### Provided information
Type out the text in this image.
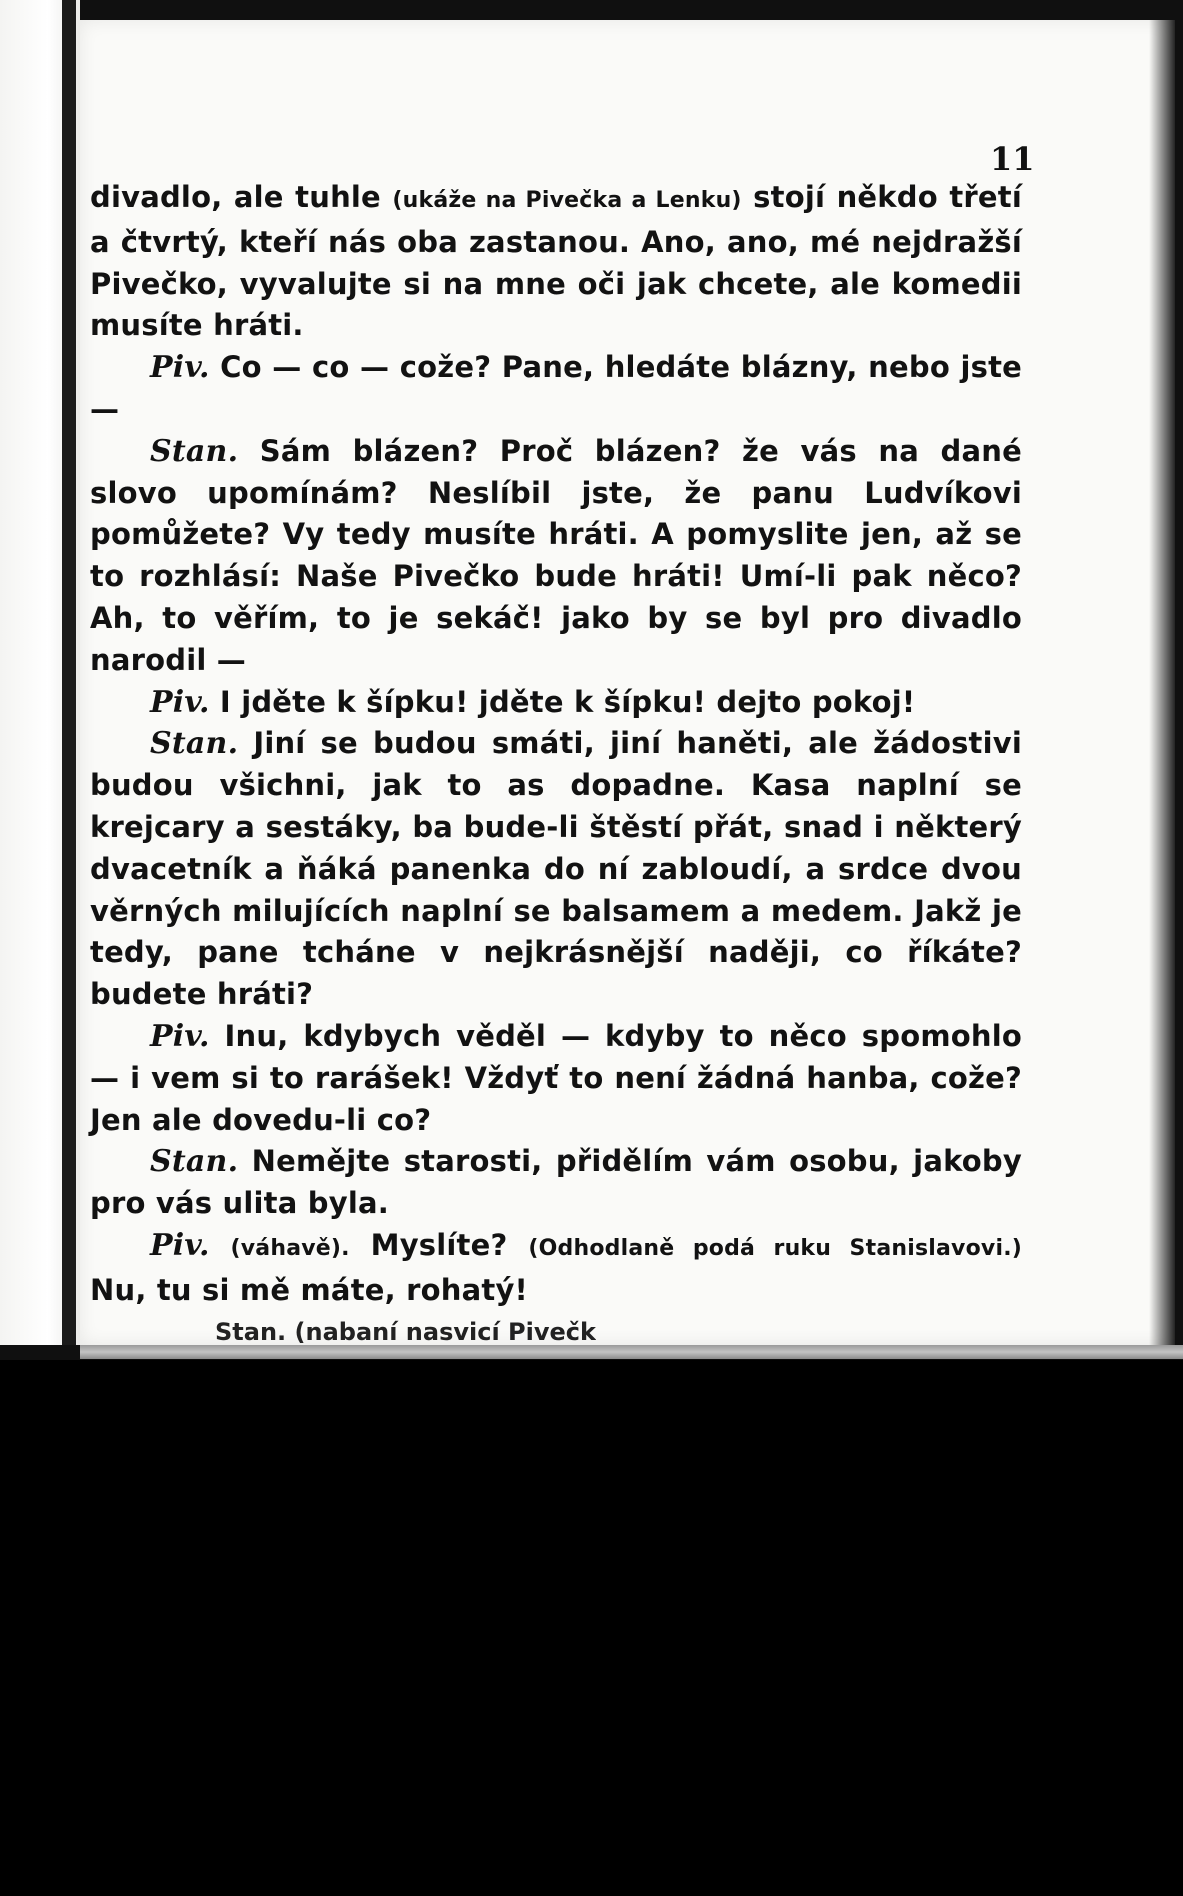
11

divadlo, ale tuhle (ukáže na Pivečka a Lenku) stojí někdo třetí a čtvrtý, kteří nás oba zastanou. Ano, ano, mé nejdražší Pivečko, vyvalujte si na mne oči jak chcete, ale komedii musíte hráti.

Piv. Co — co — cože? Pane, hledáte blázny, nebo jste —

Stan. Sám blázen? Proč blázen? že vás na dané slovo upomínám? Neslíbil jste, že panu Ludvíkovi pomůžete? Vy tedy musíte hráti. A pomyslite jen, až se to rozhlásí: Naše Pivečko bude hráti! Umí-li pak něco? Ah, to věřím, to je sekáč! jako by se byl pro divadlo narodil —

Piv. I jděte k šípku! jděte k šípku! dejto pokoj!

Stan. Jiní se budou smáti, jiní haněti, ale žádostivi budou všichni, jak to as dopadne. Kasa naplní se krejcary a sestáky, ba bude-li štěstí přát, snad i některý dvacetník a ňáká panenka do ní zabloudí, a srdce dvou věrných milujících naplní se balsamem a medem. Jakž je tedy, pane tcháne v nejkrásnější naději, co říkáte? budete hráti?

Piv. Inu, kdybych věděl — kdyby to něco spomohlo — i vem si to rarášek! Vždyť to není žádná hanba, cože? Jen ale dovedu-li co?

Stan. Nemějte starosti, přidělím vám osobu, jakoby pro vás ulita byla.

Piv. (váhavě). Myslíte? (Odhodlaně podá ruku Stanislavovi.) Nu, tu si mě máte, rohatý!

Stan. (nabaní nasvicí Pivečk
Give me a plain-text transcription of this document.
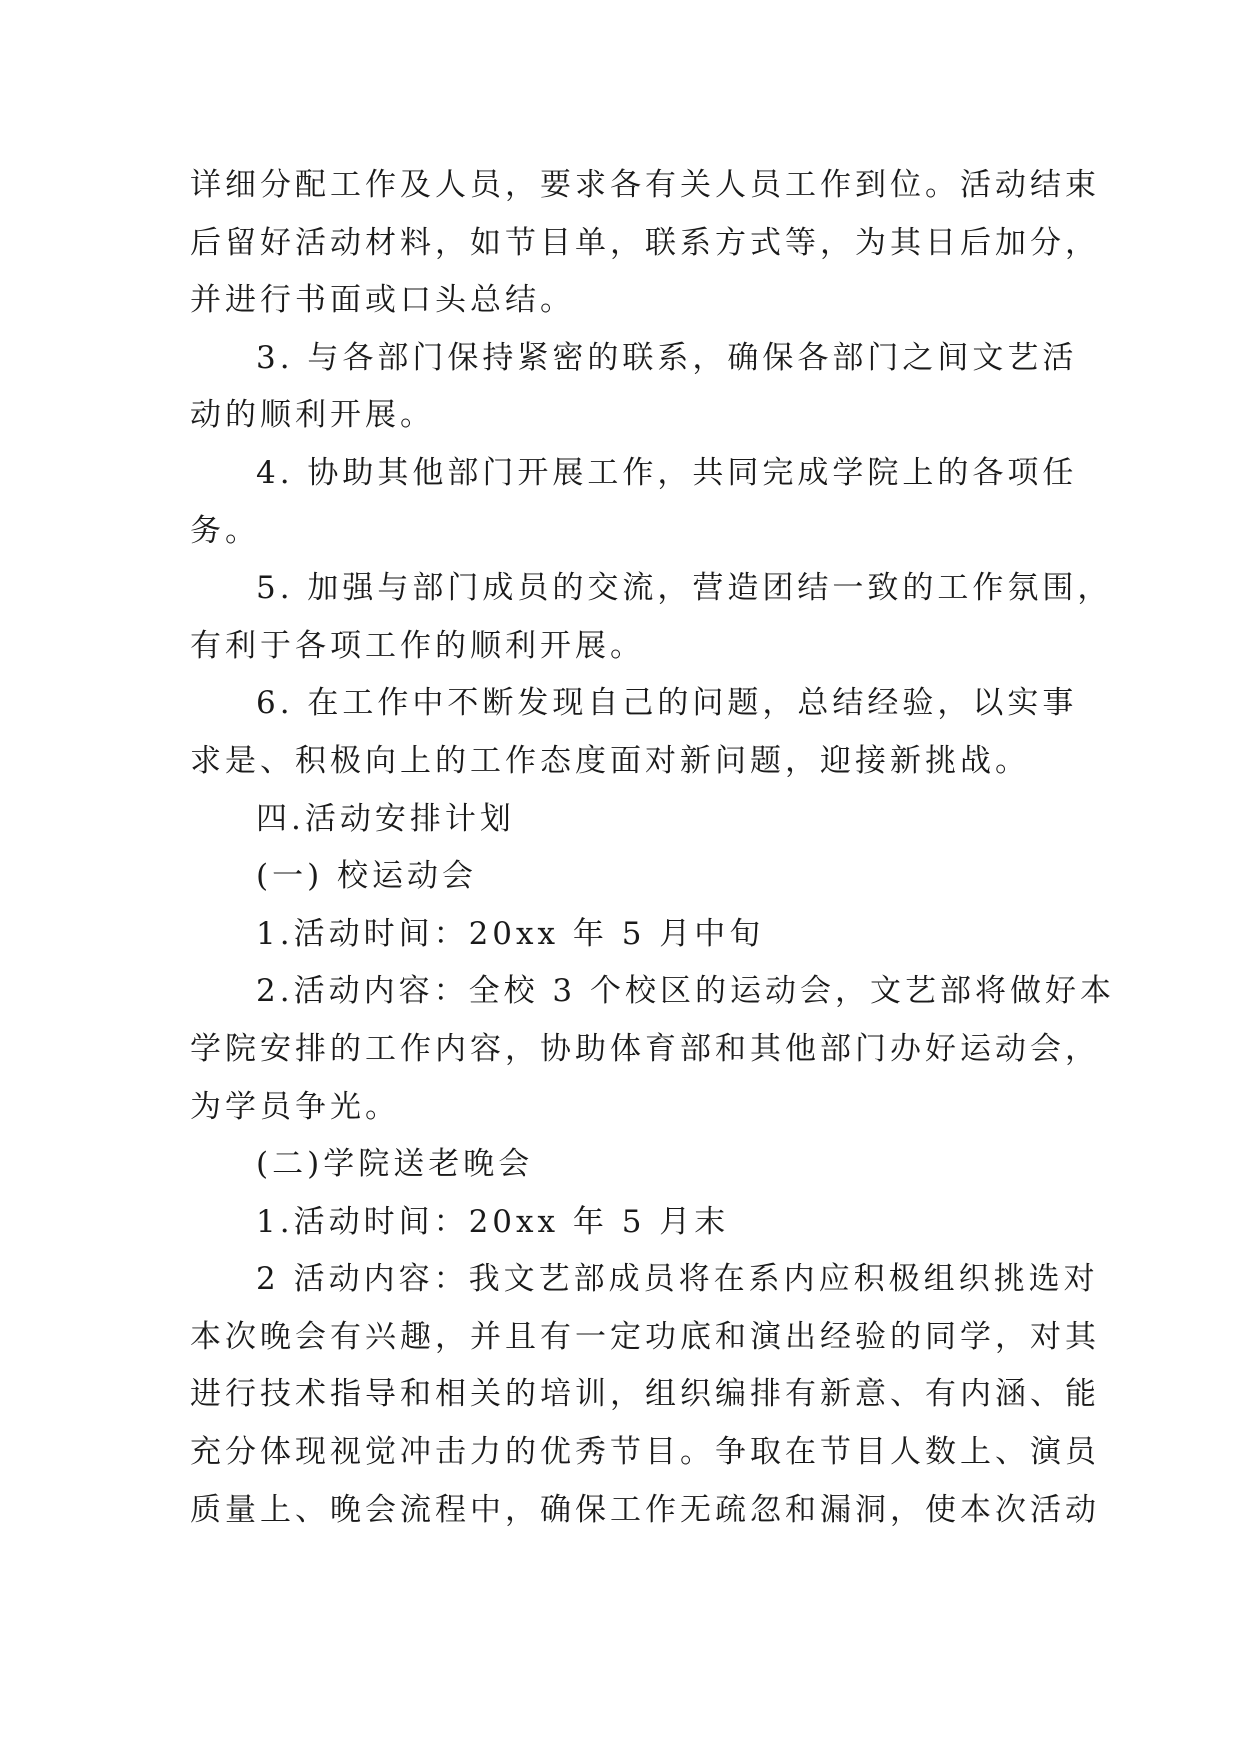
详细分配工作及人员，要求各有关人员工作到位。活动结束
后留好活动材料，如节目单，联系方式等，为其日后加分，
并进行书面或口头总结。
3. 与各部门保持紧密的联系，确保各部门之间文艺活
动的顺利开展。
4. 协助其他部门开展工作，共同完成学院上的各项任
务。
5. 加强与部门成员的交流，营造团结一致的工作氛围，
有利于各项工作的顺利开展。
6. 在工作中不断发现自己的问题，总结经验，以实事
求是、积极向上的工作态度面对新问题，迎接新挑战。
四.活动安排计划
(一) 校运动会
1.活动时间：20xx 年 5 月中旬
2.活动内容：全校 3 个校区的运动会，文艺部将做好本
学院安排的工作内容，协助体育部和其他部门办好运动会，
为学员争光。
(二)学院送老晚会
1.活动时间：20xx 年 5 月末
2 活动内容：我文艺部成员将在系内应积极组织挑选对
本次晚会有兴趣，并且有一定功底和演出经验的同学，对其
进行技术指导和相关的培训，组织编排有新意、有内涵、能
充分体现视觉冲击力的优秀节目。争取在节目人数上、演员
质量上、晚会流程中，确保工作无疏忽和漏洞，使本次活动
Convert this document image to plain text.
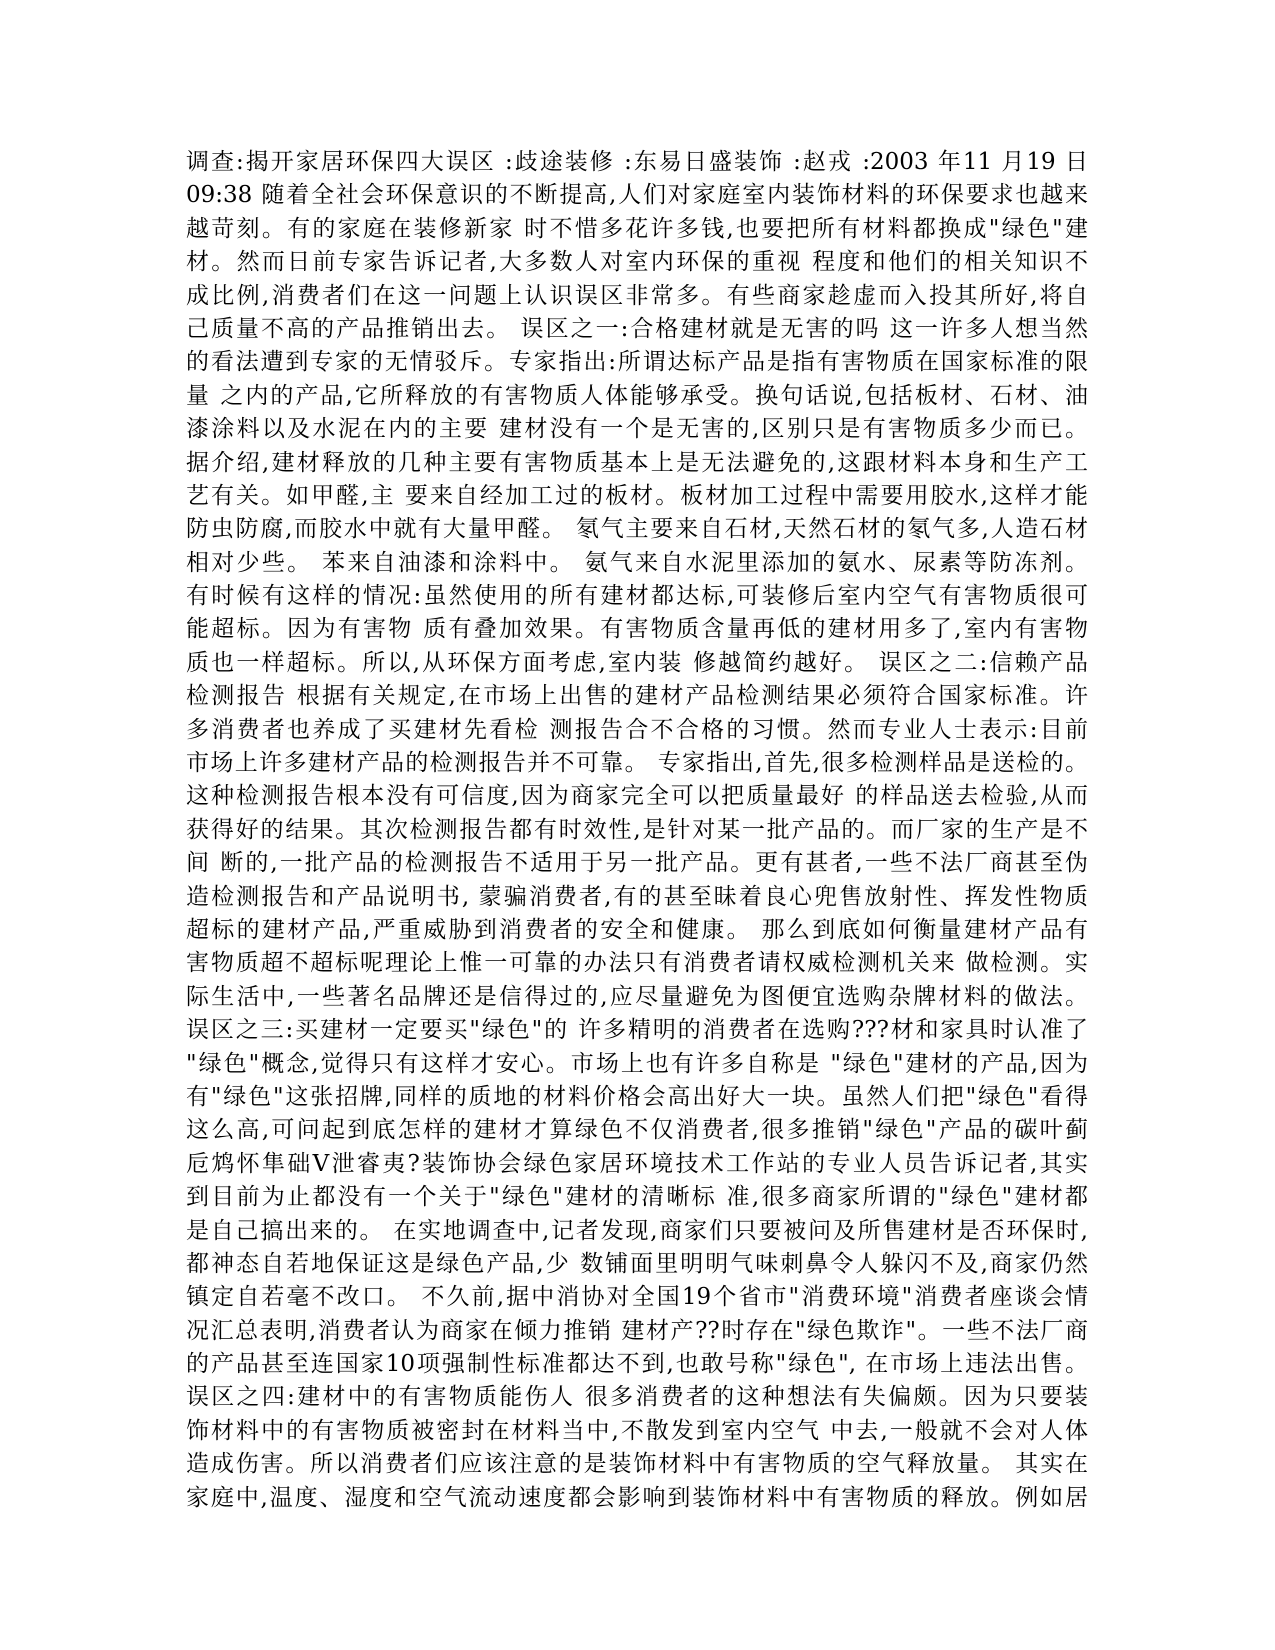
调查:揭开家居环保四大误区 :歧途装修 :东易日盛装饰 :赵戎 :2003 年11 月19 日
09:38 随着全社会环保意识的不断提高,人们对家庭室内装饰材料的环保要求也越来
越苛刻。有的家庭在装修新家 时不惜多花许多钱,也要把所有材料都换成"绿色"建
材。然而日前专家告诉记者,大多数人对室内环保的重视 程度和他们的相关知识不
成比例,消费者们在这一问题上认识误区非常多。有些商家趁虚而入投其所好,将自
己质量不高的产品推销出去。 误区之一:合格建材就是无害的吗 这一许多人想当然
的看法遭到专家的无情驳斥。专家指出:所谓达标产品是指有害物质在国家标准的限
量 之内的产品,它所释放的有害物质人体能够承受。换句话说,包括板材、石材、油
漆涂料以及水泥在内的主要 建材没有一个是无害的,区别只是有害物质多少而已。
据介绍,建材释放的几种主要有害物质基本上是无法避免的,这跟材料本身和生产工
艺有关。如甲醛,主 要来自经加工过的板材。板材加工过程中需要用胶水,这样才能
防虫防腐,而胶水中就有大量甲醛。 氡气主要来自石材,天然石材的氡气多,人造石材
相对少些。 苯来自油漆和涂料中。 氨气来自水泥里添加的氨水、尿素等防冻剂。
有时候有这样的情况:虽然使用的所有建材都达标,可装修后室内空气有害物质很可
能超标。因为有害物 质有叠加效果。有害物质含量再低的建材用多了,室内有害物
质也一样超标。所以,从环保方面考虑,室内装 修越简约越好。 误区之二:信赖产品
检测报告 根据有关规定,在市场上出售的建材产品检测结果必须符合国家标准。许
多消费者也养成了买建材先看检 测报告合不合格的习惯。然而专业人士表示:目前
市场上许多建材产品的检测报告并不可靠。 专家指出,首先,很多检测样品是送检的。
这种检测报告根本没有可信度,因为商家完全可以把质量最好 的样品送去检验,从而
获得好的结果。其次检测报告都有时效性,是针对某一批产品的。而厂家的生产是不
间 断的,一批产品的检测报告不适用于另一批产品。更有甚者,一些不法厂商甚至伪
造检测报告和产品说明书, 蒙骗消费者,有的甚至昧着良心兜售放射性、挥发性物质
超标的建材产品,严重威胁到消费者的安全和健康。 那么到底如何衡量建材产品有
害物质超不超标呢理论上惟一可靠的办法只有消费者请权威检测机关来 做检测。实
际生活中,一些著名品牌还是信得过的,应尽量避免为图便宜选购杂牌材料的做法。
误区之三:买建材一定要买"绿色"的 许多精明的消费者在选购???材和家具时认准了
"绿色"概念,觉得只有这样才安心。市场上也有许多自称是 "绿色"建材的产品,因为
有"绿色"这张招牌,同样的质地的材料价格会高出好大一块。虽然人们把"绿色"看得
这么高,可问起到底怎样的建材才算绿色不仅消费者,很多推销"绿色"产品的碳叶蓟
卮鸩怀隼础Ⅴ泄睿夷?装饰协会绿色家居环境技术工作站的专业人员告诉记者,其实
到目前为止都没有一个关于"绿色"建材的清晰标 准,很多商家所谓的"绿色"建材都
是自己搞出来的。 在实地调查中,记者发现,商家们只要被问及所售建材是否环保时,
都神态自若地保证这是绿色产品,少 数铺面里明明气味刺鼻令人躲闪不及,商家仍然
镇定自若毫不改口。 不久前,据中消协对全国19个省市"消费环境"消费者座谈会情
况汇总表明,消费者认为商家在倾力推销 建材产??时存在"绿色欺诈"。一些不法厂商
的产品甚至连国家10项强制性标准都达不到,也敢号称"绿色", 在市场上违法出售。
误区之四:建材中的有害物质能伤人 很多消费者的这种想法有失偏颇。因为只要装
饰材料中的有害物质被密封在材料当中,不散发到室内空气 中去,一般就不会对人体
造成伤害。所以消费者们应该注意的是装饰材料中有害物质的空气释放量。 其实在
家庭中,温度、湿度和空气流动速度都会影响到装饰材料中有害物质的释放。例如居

### What to produce
Copy out each line that contains the word "cože".

### Exercise response
Piv. Co — co — cože? Pane, hledáte blázny, nebo jste —
Piv. Inu, kdybych věděl — kdyby to něco spomohlo — i vem si to rarášek! Vždyť to není žádná hanba, cože? Jen ale dovedu-li co?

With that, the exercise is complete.